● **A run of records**
::::::::::
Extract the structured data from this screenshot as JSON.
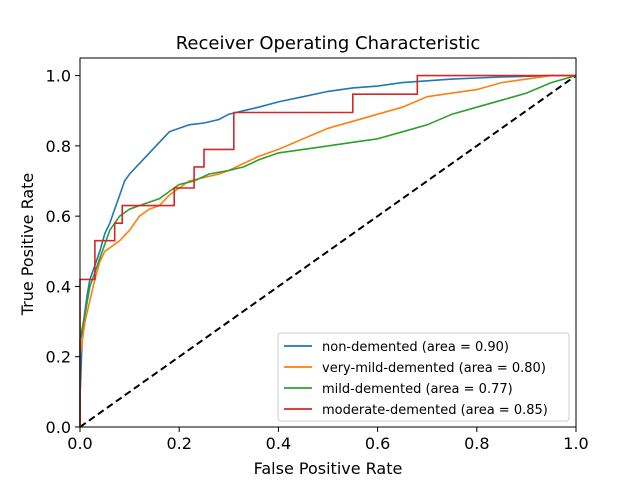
{
  "chart_data": {
    "type": "line",
    "title": "Receiver Operating Characteristic",
    "xlabel": "False Positive Rate",
    "ylabel": "True Positive Rate",
    "xlim": [
      0,
      1
    ],
    "ylim": [
      0,
      1.05
    ],
    "xticks": [
      "0.0",
      "0.2",
      "0.4",
      "0.6",
      "0.8",
      "1.0"
    ],
    "yticks": [
      "0.0",
      "0.2",
      "0.4",
      "0.6",
      "0.8",
      "1.0"
    ],
    "grid": false,
    "legend_position": "lower-right",
    "diagonal": {
      "color": "#000000",
      "style": "dashed",
      "x": [
        0,
        1
      ],
      "y": [
        0,
        1
      ]
    },
    "series": [
      {
        "name": "non-demented (area = 0.90)",
        "color": "#1f77b4",
        "x": [
          0,
          0,
          0.005,
          0.01,
          0.015,
          0.02,
          0.03,
          0.04,
          0.05,
          0.06,
          0.07,
          0.08,
          0.09,
          0.1,
          0.12,
          0.14,
          0.16,
          0.18,
          0.2,
          0.22,
          0.25,
          0.28,
          0.3,
          0.33,
          0.36,
          0.4,
          0.45,
          0.5,
          0.55,
          0.6,
          0.65,
          0.7,
          0.75,
          0.8,
          0.85,
          0.9,
          0.95,
          1.0
        ],
        "y": [
          0,
          0.08,
          0.28,
          0.33,
          0.38,
          0.42,
          0.46,
          0.5,
          0.55,
          0.58,
          0.62,
          0.66,
          0.7,
          0.72,
          0.75,
          0.78,
          0.81,
          0.84,
          0.85,
          0.86,
          0.865,
          0.875,
          0.89,
          0.9,
          0.91,
          0.925,
          0.94,
          0.955,
          0.965,
          0.97,
          0.98,
          0.985,
          0.99,
          0.993,
          0.996,
          0.998,
          1.0,
          1.0
        ]
      },
      {
        "name": "very-mild-demented (area = 0.80)",
        "color": "#ff7f0e",
        "x": [
          0,
          0,
          0.01,
          0.02,
          0.03,
          0.04,
          0.05,
          0.06,
          0.08,
          0.1,
          0.12,
          0.14,
          0.16,
          0.18,
          0.2,
          0.22,
          0.25,
          0.28,
          0.3,
          0.33,
          0.36,
          0.4,
          0.45,
          0.5,
          0.55,
          0.6,
          0.65,
          0.7,
          0.75,
          0.8,
          0.85,
          0.9,
          0.95,
          1.0
        ],
        "y": [
          0,
          0.2,
          0.3,
          0.36,
          0.42,
          0.47,
          0.5,
          0.51,
          0.53,
          0.56,
          0.6,
          0.62,
          0.63,
          0.66,
          0.68,
          0.7,
          0.71,
          0.72,
          0.73,
          0.75,
          0.77,
          0.79,
          0.82,
          0.85,
          0.87,
          0.89,
          0.91,
          0.94,
          0.95,
          0.96,
          0.98,
          0.99,
          1.0,
          1.0
        ]
      },
      {
        "name": "mild-demented (area = 0.77)",
        "color": "#2ca02c",
        "x": [
          0,
          0,
          0.01,
          0.02,
          0.03,
          0.04,
          0.05,
          0.06,
          0.08,
          0.1,
          0.12,
          0.14,
          0.16,
          0.18,
          0.2,
          0.23,
          0.26,
          0.3,
          0.33,
          0.36,
          0.4,
          0.45,
          0.5,
          0.55,
          0.6,
          0.65,
          0.7,
          0.75,
          0.8,
          0.85,
          0.9,
          0.95,
          1.0
        ],
        "y": [
          0,
          0.25,
          0.32,
          0.4,
          0.44,
          0.48,
          0.52,
          0.56,
          0.6,
          0.62,
          0.63,
          0.64,
          0.65,
          0.67,
          0.69,
          0.7,
          0.72,
          0.73,
          0.74,
          0.76,
          0.78,
          0.79,
          0.8,
          0.81,
          0.82,
          0.84,
          0.86,
          0.89,
          0.91,
          0.93,
          0.95,
          0.98,
          1.0
        ]
      },
      {
        "name": "moderate-demented (area = 0.85)",
        "color": "#d62728",
        "x": [
          0,
          0,
          0.03,
          0.03,
          0.07,
          0.07,
          0.085,
          0.085,
          0.19,
          0.19,
          0.23,
          0.23,
          0.25,
          0.25,
          0.31,
          0.31,
          0.55,
          0.55,
          0.68,
          0.68,
          1.0
        ],
        "y": [
          0,
          0.42,
          0.42,
          0.53,
          0.53,
          0.58,
          0.58,
          0.63,
          0.63,
          0.68,
          0.68,
          0.74,
          0.74,
          0.79,
          0.79,
          0.895,
          0.895,
          0.947,
          0.947,
          1.0,
          1.0
        ]
      }
    ]
  }
}
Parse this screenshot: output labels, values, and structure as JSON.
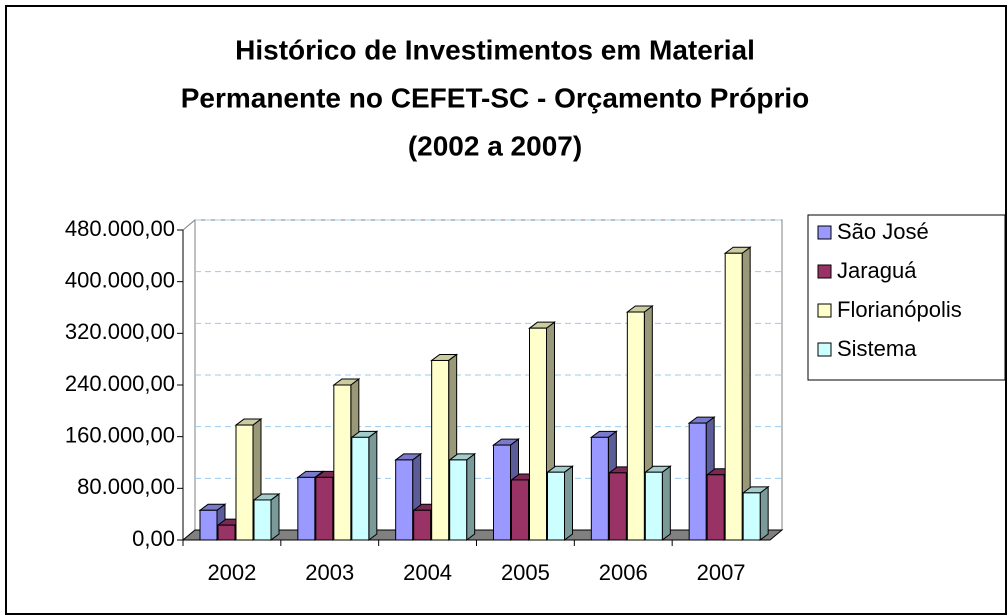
{
  "chart_data": {
    "type": "bar3d",
    "title": [
      "Histórico de Investimentos em Material",
      "Permanente no CEFET-SC - Orçamento Próprio",
      "(2002 a 2007)"
    ],
    "categories": [
      "2002",
      "2003",
      "2004",
      "2005",
      "2006",
      "2007"
    ],
    "series": [
      {
        "name": "São José",
        "color": "#9999ff",
        "values": [
          46000,
          97000,
          124000,
          147000,
          159000,
          181000
        ]
      },
      {
        "name": "Jaraguá",
        "color": "#993366",
        "values": [
          23000,
          97000,
          46000,
          93000,
          104000,
          101000
        ]
      },
      {
        "name": "Florianópolis",
        "color": "#ffffcc",
        "values": [
          178000,
          240000,
          278000,
          328000,
          353000,
          444000
        ]
      },
      {
        "name": "Sistema",
        "color": "#ccffff",
        "values": [
          62000,
          159000,
          124000,
          105000,
          105000,
          73000
        ]
      }
    ],
    "ylim": [
      0,
      480000
    ],
    "yticks": [
      {
        "value": 0,
        "label": "0,00"
      },
      {
        "value": 80000,
        "label": "80.000,00"
      },
      {
        "value": 160000,
        "label": "160.000,00"
      },
      {
        "value": 240000,
        "label": "240.000,00"
      },
      {
        "value": 320000,
        "label": "320.000,00"
      },
      {
        "value": 400000,
        "label": "400.000,00"
      },
      {
        "value": 480000,
        "label": "480.000,00"
      }
    ],
    "grid": true,
    "legend": "right"
  }
}
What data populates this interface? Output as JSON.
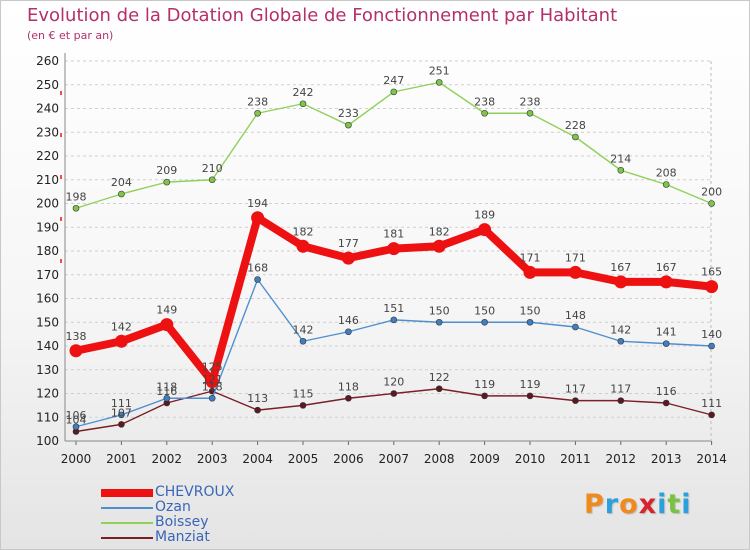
{
  "header": {
    "title": "Evolution de la Dotation Globale de Fonctionnement par Habitant",
    "subtitle": "(en € et par an)"
  },
  "logo": {
    "letters": [
      "P",
      "r",
      "o",
      "x",
      "i",
      "t",
      "i"
    ],
    "colors": [
      "#f08a1c",
      "#2aa0dd",
      "#f08a1c",
      "#d8232a",
      "#2aa0dd",
      "#7cc242",
      "#2aa0dd"
    ]
  },
  "chart_data": {
    "type": "line",
    "title": "Evolution de la Dotation Globale de Fonctionnement par Habitant",
    "subtitle": "(en € et par an)",
    "x": [
      "2000",
      "2001",
      "2002",
      "2003",
      "2004",
      "2005",
      "2006",
      "2007",
      "2008",
      "2009",
      "2010",
      "2011",
      "2012",
      "2013",
      "2014"
    ],
    "ylim": [
      100,
      260
    ],
    "yticks": [
      100,
      110,
      120,
      130,
      140,
      150,
      160,
      170,
      180,
      190,
      200,
      210,
      220,
      230,
      240,
      250,
      260
    ],
    "grid": "horizontal dashed",
    "legend_position": "bottom-left",
    "series": [
      {
        "name": "Boissey",
        "color": "#8fd15a",
        "marker": "#7ec64a",
        "values": [
          198,
          204,
          209,
          210,
          238,
          242,
          233,
          247,
          251,
          238,
          238,
          228,
          214,
          208,
          200
        ]
      },
      {
        "name": "Manziat",
        "color": "#7a1f28",
        "marker": "#5e1820",
        "values": [
          104,
          107,
          116,
          121,
          113,
          115,
          118,
          120,
          122,
          119,
          119,
          117,
          117,
          116,
          111
        ]
      },
      {
        "name": "Ozan",
        "color": "#4f8fcf",
        "marker": "#3f7fc0",
        "values": [
          106,
          111,
          118,
          118,
          168,
          142,
          146,
          151,
          150,
          150,
          150,
          148,
          142,
          141,
          140
        ]
      },
      {
        "name": "CHEVROUX",
        "color": "#ee1111",
        "marker": "#ee1111",
        "values": [
          138,
          142,
          149,
          125,
          194,
          182,
          177,
          181,
          182,
          189,
          171,
          171,
          167,
          167,
          165
        ]
      }
    ],
    "legend_order": [
      "CHEVROUX",
      "Ozan",
      "Boissey",
      "Manziat"
    ]
  }
}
::::::::::
● **What you are asked to do**
Go through the preceding material and copy each line that has the word "this".

● **Answer below**
Extract the structured data from this screenshot as JSON.
Parse this screenshot: output labels, values, and structure as JSON.
What data populates this interface? Output as JSON.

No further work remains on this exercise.